WHAT YOU SHOULD DO: Check every line of the data below for the string "Física", and copy the ones that hold it.

>> start DATA FOR THIS EXERCISE

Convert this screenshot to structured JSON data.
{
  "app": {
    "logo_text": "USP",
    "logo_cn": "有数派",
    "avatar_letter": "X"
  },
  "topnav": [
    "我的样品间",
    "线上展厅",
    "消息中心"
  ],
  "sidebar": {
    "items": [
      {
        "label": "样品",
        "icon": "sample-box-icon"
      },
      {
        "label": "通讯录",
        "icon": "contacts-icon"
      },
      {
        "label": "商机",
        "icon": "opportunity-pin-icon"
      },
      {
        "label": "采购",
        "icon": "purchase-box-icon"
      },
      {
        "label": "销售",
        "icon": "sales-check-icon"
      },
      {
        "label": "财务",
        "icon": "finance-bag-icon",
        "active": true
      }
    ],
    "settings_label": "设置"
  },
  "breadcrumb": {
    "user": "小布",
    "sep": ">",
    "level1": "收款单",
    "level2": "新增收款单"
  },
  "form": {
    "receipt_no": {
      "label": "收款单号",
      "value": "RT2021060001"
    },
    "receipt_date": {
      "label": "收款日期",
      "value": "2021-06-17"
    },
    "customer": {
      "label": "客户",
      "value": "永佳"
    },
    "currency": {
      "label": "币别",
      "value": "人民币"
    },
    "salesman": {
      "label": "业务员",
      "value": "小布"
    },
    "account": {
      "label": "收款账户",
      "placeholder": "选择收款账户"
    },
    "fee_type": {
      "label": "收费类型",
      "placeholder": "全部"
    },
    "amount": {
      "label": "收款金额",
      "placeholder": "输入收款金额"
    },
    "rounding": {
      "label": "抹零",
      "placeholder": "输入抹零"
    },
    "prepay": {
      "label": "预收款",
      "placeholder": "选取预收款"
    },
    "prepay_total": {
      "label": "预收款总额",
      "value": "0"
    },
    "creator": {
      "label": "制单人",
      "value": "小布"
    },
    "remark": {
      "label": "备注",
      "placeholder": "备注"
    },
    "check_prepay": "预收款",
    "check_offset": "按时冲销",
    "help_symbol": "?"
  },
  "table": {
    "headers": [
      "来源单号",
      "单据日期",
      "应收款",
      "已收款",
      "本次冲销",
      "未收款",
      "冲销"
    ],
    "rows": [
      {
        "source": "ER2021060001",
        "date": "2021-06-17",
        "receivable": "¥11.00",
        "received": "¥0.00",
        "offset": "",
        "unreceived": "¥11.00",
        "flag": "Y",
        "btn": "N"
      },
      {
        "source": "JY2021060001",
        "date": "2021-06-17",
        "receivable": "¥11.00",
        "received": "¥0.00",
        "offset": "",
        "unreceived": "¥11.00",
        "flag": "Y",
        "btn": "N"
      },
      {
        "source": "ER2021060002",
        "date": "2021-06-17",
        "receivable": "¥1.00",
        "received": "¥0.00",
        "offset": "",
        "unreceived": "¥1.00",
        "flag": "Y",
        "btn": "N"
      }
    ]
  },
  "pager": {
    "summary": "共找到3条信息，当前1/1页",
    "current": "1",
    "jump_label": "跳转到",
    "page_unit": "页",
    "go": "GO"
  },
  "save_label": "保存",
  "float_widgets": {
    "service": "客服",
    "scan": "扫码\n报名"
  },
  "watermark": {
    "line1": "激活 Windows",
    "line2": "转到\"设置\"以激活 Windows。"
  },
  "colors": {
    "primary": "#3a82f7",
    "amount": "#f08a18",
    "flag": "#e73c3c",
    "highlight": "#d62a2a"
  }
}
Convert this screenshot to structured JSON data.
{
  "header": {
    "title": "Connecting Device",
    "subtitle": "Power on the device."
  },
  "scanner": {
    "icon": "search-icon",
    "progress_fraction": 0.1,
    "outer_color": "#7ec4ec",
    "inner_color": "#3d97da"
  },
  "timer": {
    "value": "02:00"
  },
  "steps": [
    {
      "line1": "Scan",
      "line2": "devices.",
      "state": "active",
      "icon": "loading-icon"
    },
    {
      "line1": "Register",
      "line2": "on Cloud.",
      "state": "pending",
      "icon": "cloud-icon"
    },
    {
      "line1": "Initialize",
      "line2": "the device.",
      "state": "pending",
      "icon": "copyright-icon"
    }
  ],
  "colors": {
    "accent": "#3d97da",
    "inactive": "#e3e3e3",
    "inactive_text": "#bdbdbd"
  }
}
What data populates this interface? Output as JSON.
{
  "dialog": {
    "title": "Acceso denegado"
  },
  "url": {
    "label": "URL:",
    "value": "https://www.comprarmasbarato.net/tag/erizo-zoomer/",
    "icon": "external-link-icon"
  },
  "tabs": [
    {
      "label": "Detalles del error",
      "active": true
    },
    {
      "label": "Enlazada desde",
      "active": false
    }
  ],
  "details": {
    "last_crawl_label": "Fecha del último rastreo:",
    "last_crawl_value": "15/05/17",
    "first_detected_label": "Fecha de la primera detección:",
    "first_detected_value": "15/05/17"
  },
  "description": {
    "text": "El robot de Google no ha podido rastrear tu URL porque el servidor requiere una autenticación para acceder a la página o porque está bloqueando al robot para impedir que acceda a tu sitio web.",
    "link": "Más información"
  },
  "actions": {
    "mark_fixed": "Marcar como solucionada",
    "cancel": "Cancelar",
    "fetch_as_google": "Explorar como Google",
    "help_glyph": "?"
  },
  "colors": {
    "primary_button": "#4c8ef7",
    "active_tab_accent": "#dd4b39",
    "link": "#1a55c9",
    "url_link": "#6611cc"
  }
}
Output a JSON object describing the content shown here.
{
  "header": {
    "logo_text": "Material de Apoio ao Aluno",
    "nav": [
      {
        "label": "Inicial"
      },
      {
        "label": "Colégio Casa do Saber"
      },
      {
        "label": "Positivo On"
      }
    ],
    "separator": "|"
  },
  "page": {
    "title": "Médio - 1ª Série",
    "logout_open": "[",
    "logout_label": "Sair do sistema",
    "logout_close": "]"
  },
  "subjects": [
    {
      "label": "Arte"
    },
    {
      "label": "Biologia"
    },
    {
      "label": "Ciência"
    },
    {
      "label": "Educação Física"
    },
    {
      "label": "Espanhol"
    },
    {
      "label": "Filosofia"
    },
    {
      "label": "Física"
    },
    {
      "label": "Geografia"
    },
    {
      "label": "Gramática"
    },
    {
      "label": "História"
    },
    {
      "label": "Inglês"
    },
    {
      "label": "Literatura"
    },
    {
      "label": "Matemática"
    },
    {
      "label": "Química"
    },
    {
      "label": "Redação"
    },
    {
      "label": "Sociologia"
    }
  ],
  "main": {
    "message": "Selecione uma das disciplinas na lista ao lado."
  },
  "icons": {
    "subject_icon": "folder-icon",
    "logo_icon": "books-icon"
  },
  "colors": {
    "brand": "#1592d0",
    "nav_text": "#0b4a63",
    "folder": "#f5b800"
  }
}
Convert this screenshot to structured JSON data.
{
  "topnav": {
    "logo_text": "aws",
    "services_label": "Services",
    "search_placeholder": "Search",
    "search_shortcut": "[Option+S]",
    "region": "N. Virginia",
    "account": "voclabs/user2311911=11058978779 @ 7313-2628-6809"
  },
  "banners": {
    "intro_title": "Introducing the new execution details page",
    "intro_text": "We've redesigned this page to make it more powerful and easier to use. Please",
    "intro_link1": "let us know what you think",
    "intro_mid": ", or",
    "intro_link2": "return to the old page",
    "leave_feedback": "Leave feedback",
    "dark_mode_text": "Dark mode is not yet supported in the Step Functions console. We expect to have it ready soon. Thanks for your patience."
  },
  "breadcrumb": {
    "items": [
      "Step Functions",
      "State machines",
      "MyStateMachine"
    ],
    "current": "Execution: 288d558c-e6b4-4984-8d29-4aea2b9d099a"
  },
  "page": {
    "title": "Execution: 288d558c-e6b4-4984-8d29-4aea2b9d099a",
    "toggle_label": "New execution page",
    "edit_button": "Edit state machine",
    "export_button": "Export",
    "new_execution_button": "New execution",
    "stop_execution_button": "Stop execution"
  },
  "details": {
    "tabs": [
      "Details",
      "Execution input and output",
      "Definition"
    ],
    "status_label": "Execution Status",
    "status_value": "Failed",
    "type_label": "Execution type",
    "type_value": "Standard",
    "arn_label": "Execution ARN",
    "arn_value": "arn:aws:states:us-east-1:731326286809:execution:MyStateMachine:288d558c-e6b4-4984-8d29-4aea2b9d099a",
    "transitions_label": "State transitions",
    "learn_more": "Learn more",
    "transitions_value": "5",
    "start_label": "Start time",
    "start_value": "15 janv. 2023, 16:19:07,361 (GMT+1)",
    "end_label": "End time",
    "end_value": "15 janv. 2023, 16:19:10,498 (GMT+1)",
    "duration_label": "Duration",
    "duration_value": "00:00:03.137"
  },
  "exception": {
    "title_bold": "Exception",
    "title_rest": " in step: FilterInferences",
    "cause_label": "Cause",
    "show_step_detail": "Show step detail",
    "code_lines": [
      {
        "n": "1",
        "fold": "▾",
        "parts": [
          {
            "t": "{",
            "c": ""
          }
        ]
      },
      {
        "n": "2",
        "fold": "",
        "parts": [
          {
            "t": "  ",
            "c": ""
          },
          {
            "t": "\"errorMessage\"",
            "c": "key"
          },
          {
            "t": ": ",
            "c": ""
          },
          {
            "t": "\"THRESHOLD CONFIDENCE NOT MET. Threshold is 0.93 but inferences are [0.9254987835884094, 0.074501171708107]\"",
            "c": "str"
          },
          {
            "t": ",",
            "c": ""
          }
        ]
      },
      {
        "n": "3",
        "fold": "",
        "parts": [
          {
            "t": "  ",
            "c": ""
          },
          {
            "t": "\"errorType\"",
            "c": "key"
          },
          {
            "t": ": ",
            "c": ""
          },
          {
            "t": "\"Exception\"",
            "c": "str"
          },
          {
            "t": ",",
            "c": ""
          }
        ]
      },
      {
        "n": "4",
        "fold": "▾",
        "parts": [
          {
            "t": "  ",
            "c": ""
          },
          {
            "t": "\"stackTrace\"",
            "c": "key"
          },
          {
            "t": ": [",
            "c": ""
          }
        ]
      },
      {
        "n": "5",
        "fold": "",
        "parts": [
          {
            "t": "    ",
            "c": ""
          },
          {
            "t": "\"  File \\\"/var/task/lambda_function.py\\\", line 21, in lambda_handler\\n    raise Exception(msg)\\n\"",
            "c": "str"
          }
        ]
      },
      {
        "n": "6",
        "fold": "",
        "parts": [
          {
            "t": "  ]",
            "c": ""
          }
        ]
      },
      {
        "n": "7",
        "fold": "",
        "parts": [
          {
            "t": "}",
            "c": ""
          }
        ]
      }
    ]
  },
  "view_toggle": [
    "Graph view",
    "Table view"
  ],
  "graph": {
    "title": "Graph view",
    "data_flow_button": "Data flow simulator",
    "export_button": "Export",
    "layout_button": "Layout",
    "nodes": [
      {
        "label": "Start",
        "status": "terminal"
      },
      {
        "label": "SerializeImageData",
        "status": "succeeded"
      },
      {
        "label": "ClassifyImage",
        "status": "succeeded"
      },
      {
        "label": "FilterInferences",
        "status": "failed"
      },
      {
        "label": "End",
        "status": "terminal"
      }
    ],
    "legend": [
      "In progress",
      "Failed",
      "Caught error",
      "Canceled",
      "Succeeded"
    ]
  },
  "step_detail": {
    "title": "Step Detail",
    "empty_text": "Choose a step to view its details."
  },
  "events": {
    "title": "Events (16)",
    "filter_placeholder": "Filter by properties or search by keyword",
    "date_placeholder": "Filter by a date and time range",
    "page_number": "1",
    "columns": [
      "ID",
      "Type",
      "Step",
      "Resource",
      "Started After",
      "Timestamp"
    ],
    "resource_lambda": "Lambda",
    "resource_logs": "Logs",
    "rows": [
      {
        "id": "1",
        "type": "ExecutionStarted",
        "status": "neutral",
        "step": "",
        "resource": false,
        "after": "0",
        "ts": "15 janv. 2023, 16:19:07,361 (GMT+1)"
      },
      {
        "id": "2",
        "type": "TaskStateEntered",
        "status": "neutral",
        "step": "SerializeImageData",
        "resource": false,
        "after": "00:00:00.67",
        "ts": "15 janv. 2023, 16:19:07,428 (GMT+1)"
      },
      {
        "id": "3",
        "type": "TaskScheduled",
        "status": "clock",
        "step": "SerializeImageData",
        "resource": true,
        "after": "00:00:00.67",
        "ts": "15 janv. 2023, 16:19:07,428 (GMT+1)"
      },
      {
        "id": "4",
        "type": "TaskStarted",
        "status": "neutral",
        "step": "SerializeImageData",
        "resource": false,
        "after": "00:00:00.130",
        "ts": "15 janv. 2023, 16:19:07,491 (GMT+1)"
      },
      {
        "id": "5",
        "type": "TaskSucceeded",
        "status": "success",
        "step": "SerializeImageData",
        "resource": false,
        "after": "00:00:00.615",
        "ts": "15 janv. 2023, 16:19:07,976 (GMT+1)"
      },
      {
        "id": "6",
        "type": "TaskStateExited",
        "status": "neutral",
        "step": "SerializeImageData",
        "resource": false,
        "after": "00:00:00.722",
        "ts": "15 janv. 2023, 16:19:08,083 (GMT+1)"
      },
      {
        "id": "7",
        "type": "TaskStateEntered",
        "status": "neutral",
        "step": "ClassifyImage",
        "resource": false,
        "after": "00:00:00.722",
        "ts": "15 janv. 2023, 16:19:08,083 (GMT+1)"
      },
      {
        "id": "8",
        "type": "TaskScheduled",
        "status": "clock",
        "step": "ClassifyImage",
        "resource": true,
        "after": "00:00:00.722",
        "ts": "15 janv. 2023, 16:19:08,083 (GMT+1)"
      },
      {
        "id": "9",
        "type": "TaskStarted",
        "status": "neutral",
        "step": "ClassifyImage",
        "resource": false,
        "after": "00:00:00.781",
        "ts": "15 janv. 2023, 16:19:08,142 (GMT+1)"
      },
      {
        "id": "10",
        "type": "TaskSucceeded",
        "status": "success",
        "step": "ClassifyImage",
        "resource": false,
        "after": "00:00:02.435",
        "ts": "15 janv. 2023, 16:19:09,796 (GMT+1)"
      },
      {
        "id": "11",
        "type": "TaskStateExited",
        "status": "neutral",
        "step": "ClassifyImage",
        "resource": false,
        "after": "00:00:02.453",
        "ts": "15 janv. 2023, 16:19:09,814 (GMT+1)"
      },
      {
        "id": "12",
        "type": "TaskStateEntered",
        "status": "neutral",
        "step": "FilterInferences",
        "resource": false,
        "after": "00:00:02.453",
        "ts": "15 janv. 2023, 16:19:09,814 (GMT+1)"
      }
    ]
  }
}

>> end DATA FOR THIS EXERCISE

COMPLETED EXERCISE:
      "label": "Educação Física"
      "label": "Física"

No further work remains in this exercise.